[Begin EXTRACTED DATA]

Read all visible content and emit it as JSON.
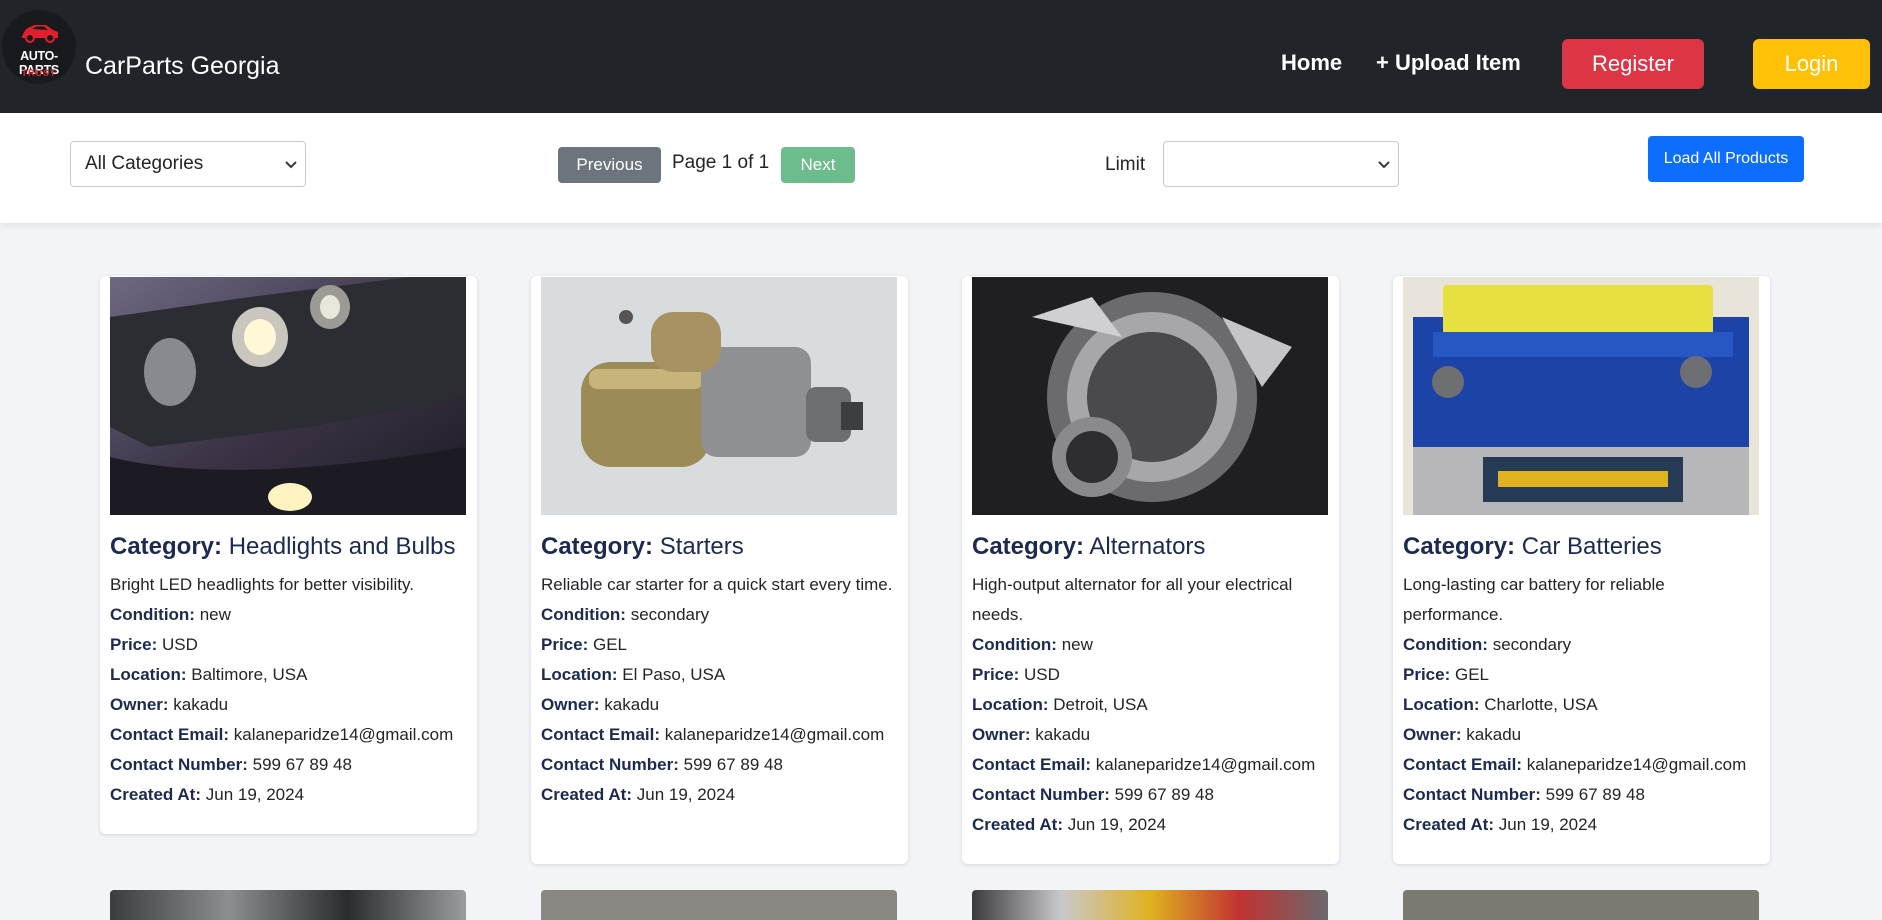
{
  "navbar": {
    "logo": {
      "line1": "AUTO-PARTS",
      "line2": "TRUST"
    },
    "brand": "CarParts Georgia",
    "links": {
      "home": "Home",
      "upload": "+ Upload Item"
    },
    "register": "Register",
    "login": "Login"
  },
  "controls": {
    "category_selected": "All Categories",
    "previous": "Previous",
    "page_info": "Page 1 of 1",
    "next": "Next",
    "limit_label": "Limit",
    "limit_selected": "",
    "load_all": "Load All Products"
  },
  "labels": {
    "category": "Category:",
    "condition": "Condition:",
    "price": "Price:",
    "location": "Location:",
    "owner": "Owner:",
    "contact_email": "Contact Email:",
    "contact_number": "Contact Number:",
    "created_at": "Created At:"
  },
  "products": [
    {
      "category": "Headlights and Bulbs",
      "description": "Bright LED headlights for better visibility.",
      "condition": "new",
      "price": "USD",
      "location": "Baltimore, USA",
      "owner": "kakadu",
      "contact_email": "kalaneparidze14@gmail.com",
      "contact_number": "599 67 89 48",
      "created_at": "Jun 19, 2024"
    },
    {
      "category": "Starters",
      "description": "Reliable car starter for a quick start every time.",
      "condition": "secondary",
      "price": "GEL",
      "location": "El Paso, USA",
      "owner": "kakadu",
      "contact_email": "kalaneparidze14@gmail.com",
      "contact_number": "599 67 89 48",
      "created_at": "Jun 19, 2024"
    },
    {
      "category": "Alternators",
      "description": "High-output alternator for all your electrical needs.",
      "condition": "new",
      "price": "USD",
      "location": "Detroit, USA",
      "owner": "kakadu",
      "contact_email": "kalaneparidze14@gmail.com",
      "contact_number": "599 67 89 48",
      "created_at": "Jun 19, 2024"
    },
    {
      "category": "Car Batteries",
      "description": "Long-lasting car battery for reliable performance.",
      "condition": "secondary",
      "price": "GEL",
      "location": "Charlotte, USA",
      "owner": "kakadu",
      "contact_email": "kalaneparidze14@gmail.com",
      "contact_number": "599 67 89 48",
      "created_at": "Jun 19, 2024"
    }
  ],
  "colors": {
    "navbar": "#212529",
    "register": "#dc3545",
    "login": "#ffc107",
    "previous": "#6c757d",
    "next": "#6dbd8c",
    "load_all": "#0d6efd",
    "title_text": "#1b2a4e"
  }
}
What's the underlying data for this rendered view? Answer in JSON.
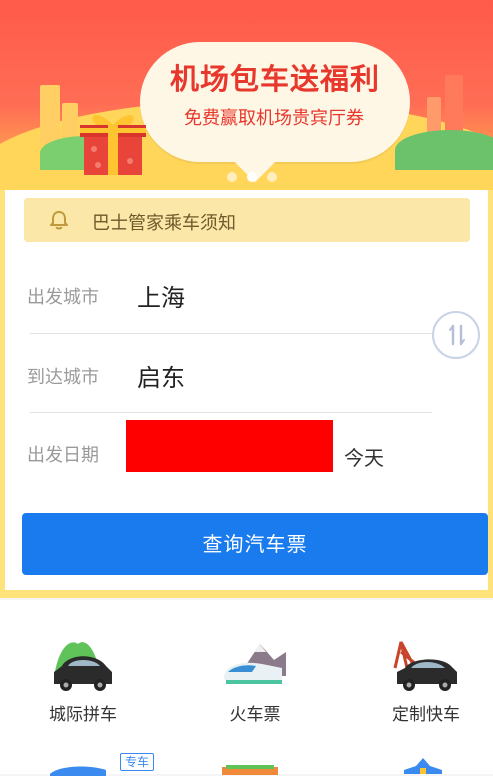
{
  "banner": {
    "title": "机场包车送福利",
    "subtitle": "免费赢取机场贵宾厅券",
    "slide_count": 3,
    "active_slide": 2
  },
  "notice": {
    "label": "巴士管家乘车须知",
    "icon": "bell-icon"
  },
  "form": {
    "departure_label": "出发城市",
    "departure_value": "上海",
    "arrival_label": "到达城市",
    "arrival_value": "启东",
    "date_label": "出发日期",
    "date_relative": "今天",
    "swap_icon": "swap-icon"
  },
  "search_button": "查询汽车票",
  "services": [
    {
      "label": "城际拼车",
      "icon": "intercity-carpool-icon"
    },
    {
      "label": "火车票",
      "icon": "train-icon"
    },
    {
      "label": "定制快车",
      "icon": "custom-express-car-icon"
    }
  ],
  "services_row2": {
    "badge": "专车"
  },
  "colors": {
    "primary": "#1a7bef",
    "notice_bg": "#fbe7a8",
    "banner_red": "#e8382d",
    "card_border": "#ffe27a"
  }
}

[End EXTRACTED DATA]

PROBLEM STATEMENT —
Each line in the records above should be reproduced exactly; images are not copied.

ANSWER FOR THIS EXERCISE —
Read all visible content and emit it as JSON.
{
  "navbar": {
    "logo": {
      "line1": "AUTO-PARTS",
      "line2": "TRUST"
    },
    "brand": "CarParts Georgia",
    "links": {
      "home": "Home",
      "upload": "+ Upload Item"
    },
    "register": "Register",
    "login": "Login"
  },
  "controls": {
    "category_selected": "All Categories",
    "previous": "Previous",
    "page_info": "Page 1 of 1",
    "next": "Next",
    "limit_label": "Limit",
    "limit_selected": "",
    "load_all": "Load All Products"
  },
  "labels": {
    "category": "Category:",
    "condition": "Condition:",
    "price": "Price:",
    "location": "Location:",
    "owner": "Owner:",
    "contact_email": "Contact Email:",
    "contact_number": "Contact Number:",
    "created_at": "Created At:"
  },
  "products": [
    {
      "category": "Headlights and Bulbs",
      "description": "Bright LED headlights for better visibility.",
      "condition": "new",
      "price": "USD",
      "location": "Baltimore, USA",
      "owner": "kakadu",
      "contact_email": "kalaneparidze14@gmail.com",
      "contact_number": "599 67 89 48",
      "created_at": "Jun 19, 2024"
    },
    {
      "category": "Starters",
      "description": "Reliable car starter for a quick start every time.",
      "condition": "secondary",
      "price": "GEL",
      "location": "El Paso, USA",
      "owner": "kakadu",
      "contact_email": "kalaneparidze14@gmail.com",
      "contact_number": "599 67 89 48",
      "created_at": "Jun 19, 2024"
    },
    {
      "category": "Alternators",
      "description": "High-output alternator for all your electrical needs.",
      "condition": "new",
      "price": "USD",
      "location": "Detroit, USA",
      "owner": "kakadu",
      "contact_email": "kalaneparidze14@gmail.com",
      "contact_number": "599 67 89 48",
      "created_at": "Jun 19, 2024"
    },
    {
      "category": "Car Batteries",
      "description": "Long-lasting car battery for reliable performance.",
      "condition": "secondary",
      "price": "GEL",
      "location": "Charlotte, USA",
      "owner": "kakadu",
      "contact_email": "kalaneparidze14@gmail.com",
      "contact_number": "599 67 89 48",
      "created_at": "Jun 19, 2024"
    }
  ],
  "colors": {
    "navbar": "#212529",
    "register": "#dc3545",
    "login": "#ffc107",
    "previous": "#6c757d",
    "next": "#6dbd8c",
    "load_all": "#0d6efd",
    "title_text": "#1b2a4e"
  }
}
What's the underlying data for this rendered view? Answer in JSON.
{
  "banner": {
    "title": "机场包车送福利",
    "subtitle": "免费赢取机场贵宾厅券",
    "slide_count": 3,
    "active_slide": 2
  },
  "notice": {
    "label": "巴士管家乘车须知",
    "icon": "bell-icon"
  },
  "form": {
    "departure_label": "出发城市",
    "departure_value": "上海",
    "arrival_label": "到达城市",
    "arrival_value": "启东",
    "date_label": "出发日期",
    "date_relative": "今天",
    "swap_icon": "swap-icon"
  },
  "search_button": "查询汽车票",
  "services": [
    {
      "label": "城际拼车",
      "icon": "intercity-carpool-icon"
    },
    {
      "label": "火车票",
      "icon": "train-icon"
    },
    {
      "label": "定制快车",
      "icon": "custom-express-car-icon"
    }
  ],
  "services_row2": {
    "badge": "专车"
  },
  "colors": {
    "primary": "#1a7bef",
    "notice_bg": "#fbe7a8",
    "banner_red": "#e8382d",
    "card_border": "#ffe27a"
  }
}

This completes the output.